YOUR GOAL:
Exactly as they appear, output all of the records. Skip any images.

══════

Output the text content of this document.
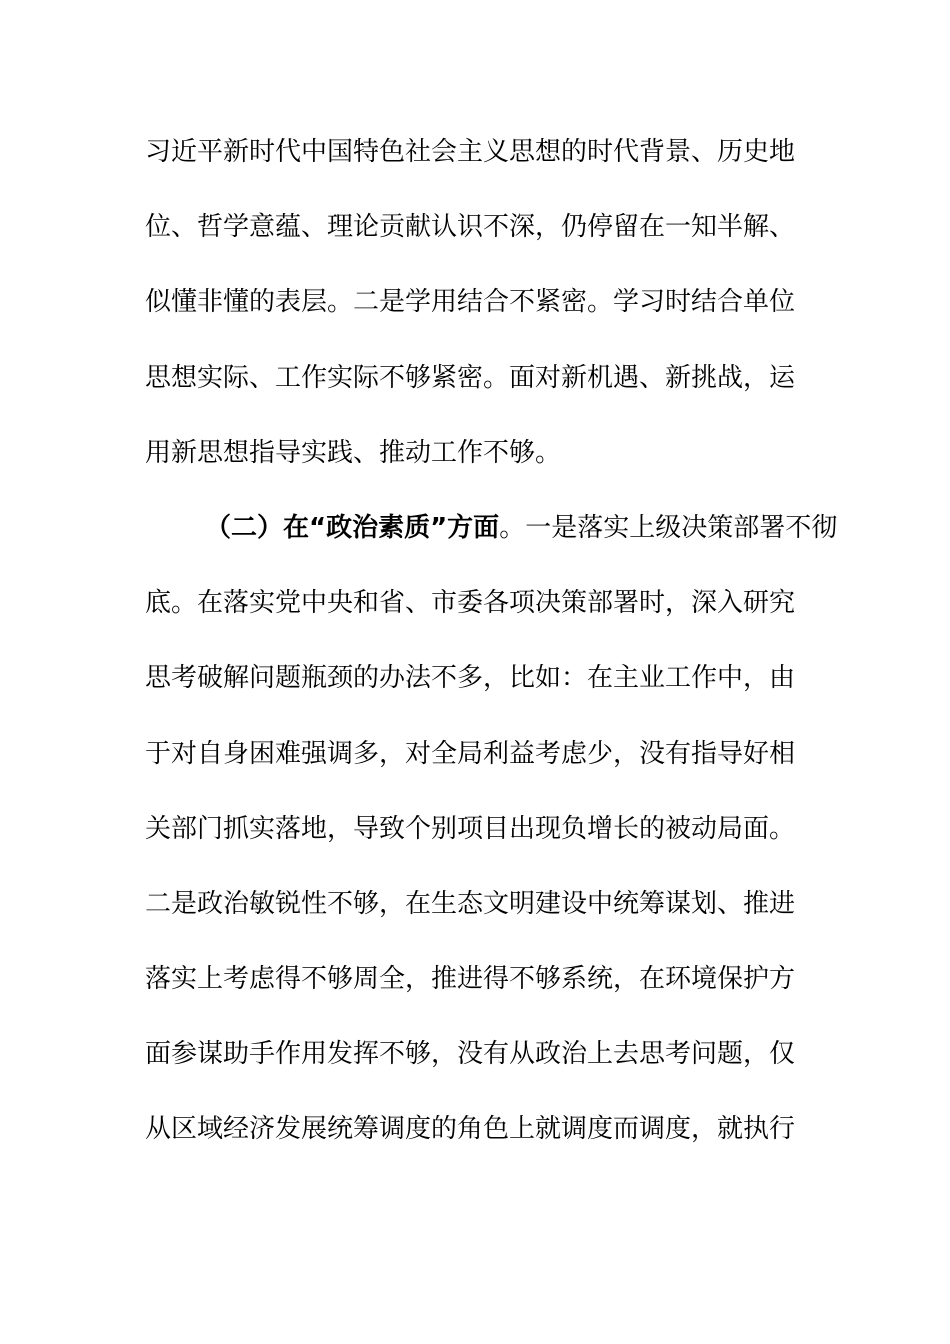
习近平新时代中国特色社会主义思想的时代背景、历史地
位、哲学意蕴、理论贡献认识不深，仍停留在一知半解、
似懂非懂的表层。二是学用结合不紧密。学习时结合单位
思想实际、工作实际不够紧密。面对新机遇、新挑战，运
用新思想指导实践、推动工作不够。
（二）在“政治素质”方面。一是落实上级决策部署不彻
底。在落实党中央和省、市委各项决策部署时，深入研究
思考破解问题瓶颈的办法不多，比如：在主业工作中，由
于对自身困难强调多，对全局利益考虑少，没有指导好相
关部门抓实落地，导致个别项目出现负增长的被动局面。
二是政治敏锐性不够，在生态文明建设中统筹谋划、推进
落实上考虑得不够周全，推进得不够系统，在环境保护方
面参谋助手作用发挥不够，没有从政治上去思考问题，仅
从区域经济发展统筹调度的角色上就调度而调度，就执行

══════

ANSWER FOR THE TASK:
Output the text content of this document.
习近平新时代中国特色社会主义思想的时代背景、历史地
位、哲学意蕴、理论贡献认识不深，仍停留在一知半解、
似懂非懂的表层。二是学用结合不紧密。学习时结合单位
思想实际、工作实际不够紧密。面对新机遇、新挑战，运
用新思想指导实践、推动工作不够。
（二）在“政治素质”方面。一是落实上级决策部署不彻
底。在落实党中央和省、市委各项决策部署时，深入研究
思考破解问题瓶颈的办法不多，比如：在主业工作中，由
于对自身困难强调多，对全局利益考虑少，没有指导好相
关部门抓实落地，导致个别项目出现负增长的被动局面。
二是政治敏锐性不够，在生态文明建设中统筹谋划、推进
落实上考虑得不够周全，推进得不够系统，在环境保护方
面参谋助手作用发挥不够，没有从政治上去思考问题，仅
从区域经济发展统筹调度的角色上就调度而调度，就执行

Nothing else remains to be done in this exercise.